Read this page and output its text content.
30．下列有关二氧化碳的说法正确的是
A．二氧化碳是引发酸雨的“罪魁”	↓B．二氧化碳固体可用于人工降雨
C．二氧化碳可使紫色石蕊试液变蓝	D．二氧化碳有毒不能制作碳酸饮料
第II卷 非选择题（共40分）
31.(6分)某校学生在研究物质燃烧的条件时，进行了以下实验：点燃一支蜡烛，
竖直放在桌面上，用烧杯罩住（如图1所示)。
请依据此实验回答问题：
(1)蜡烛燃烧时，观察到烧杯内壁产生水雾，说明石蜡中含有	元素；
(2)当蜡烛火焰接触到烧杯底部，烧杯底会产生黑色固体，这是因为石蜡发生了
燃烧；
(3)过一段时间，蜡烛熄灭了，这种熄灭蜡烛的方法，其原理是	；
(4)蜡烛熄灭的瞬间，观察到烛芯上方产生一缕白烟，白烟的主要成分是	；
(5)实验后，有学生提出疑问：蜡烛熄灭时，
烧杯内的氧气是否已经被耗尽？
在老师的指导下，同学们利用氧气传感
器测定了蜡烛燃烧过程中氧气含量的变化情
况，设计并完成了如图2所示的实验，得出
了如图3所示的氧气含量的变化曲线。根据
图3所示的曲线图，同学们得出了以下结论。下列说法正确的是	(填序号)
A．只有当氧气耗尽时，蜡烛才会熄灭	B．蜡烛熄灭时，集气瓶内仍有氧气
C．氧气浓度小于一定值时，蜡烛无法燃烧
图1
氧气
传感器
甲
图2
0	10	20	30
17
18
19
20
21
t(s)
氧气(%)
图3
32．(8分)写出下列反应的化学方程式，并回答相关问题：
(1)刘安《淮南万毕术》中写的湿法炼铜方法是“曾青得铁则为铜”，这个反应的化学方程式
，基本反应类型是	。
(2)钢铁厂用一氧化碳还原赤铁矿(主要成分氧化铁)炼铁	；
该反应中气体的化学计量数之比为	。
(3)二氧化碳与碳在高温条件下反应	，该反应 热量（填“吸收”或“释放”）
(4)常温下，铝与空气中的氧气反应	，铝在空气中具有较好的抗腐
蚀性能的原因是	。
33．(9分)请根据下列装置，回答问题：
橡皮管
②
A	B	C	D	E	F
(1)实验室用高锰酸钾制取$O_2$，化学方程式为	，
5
────────────────
WHAT YOU SHOULD DO:
Your answer should be a single number: how many lines in the data above include "蜡烛熄灭时"?

SOLUTION:
2